►

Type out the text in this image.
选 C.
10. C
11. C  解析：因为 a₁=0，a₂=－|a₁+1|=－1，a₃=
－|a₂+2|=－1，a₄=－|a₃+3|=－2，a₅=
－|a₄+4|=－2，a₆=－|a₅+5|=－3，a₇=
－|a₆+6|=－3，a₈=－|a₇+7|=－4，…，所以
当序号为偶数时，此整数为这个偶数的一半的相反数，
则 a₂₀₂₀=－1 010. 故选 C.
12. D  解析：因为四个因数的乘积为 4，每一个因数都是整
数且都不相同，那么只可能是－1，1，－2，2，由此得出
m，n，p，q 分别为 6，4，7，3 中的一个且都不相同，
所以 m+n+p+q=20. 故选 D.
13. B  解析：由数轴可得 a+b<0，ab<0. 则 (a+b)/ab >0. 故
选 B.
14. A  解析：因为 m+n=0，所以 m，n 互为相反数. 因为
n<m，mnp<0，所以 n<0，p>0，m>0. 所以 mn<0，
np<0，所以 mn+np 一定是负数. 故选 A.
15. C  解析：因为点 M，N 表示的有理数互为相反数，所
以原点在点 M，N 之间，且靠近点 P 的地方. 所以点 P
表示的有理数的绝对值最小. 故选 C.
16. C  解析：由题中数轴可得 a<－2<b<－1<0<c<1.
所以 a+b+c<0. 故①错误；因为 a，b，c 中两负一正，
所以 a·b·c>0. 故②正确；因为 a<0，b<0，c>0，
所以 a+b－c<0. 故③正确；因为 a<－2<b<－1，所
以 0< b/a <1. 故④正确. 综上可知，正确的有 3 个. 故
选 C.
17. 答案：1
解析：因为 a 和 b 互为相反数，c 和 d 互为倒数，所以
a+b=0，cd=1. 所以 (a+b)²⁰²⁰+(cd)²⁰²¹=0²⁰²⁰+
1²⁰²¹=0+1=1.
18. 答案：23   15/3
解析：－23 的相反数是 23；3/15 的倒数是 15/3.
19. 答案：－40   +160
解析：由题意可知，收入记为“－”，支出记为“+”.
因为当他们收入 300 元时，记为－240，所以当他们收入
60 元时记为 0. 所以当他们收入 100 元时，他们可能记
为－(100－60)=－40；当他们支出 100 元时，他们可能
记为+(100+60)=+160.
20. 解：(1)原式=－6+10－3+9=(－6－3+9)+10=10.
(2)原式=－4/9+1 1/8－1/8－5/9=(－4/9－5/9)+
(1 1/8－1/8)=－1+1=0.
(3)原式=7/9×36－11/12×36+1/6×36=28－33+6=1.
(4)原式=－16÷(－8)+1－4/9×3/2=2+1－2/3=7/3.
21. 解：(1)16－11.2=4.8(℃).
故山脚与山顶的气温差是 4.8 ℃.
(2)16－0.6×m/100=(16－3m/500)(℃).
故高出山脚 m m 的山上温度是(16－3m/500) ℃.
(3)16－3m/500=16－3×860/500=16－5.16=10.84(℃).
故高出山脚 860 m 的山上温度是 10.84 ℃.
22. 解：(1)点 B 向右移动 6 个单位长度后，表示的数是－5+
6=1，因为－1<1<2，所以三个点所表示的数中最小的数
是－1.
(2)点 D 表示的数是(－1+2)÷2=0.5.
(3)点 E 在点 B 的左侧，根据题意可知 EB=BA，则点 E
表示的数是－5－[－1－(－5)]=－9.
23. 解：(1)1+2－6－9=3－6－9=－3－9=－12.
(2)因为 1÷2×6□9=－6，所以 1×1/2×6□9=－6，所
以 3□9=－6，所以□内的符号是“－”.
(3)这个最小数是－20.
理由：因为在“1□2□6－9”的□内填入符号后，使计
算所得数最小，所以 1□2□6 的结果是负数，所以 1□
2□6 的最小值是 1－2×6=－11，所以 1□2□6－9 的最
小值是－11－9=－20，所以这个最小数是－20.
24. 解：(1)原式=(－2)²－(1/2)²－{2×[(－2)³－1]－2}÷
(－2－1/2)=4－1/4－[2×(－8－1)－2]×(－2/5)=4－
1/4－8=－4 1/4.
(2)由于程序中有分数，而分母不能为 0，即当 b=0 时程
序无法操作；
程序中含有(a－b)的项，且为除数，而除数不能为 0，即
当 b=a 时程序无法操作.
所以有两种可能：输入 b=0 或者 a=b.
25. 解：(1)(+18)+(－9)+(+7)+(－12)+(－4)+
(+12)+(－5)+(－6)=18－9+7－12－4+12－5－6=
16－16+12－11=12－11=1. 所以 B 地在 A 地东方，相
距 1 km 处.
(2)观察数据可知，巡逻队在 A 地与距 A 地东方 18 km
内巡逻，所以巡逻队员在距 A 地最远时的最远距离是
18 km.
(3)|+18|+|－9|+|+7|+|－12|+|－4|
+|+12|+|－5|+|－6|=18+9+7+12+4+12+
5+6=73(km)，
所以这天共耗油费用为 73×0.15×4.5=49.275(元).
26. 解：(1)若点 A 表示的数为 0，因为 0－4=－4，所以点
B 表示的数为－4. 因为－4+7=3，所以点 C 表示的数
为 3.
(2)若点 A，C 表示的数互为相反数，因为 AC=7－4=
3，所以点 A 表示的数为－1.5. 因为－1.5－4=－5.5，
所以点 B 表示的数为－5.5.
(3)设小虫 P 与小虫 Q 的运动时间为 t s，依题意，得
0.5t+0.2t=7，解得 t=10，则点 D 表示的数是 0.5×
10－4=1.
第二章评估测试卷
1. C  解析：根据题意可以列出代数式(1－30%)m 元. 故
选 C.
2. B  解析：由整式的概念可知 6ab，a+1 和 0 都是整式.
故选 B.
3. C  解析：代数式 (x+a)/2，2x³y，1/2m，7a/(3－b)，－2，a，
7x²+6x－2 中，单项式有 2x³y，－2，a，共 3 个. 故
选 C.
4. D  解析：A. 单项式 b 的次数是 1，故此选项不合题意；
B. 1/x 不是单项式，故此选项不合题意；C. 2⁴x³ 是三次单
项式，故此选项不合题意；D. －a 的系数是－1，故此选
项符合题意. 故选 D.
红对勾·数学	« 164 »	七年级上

◄

[What you should do] Your answer should be a single number: how many lines of the material contain the word "所以当他们收入".

[Full output] 2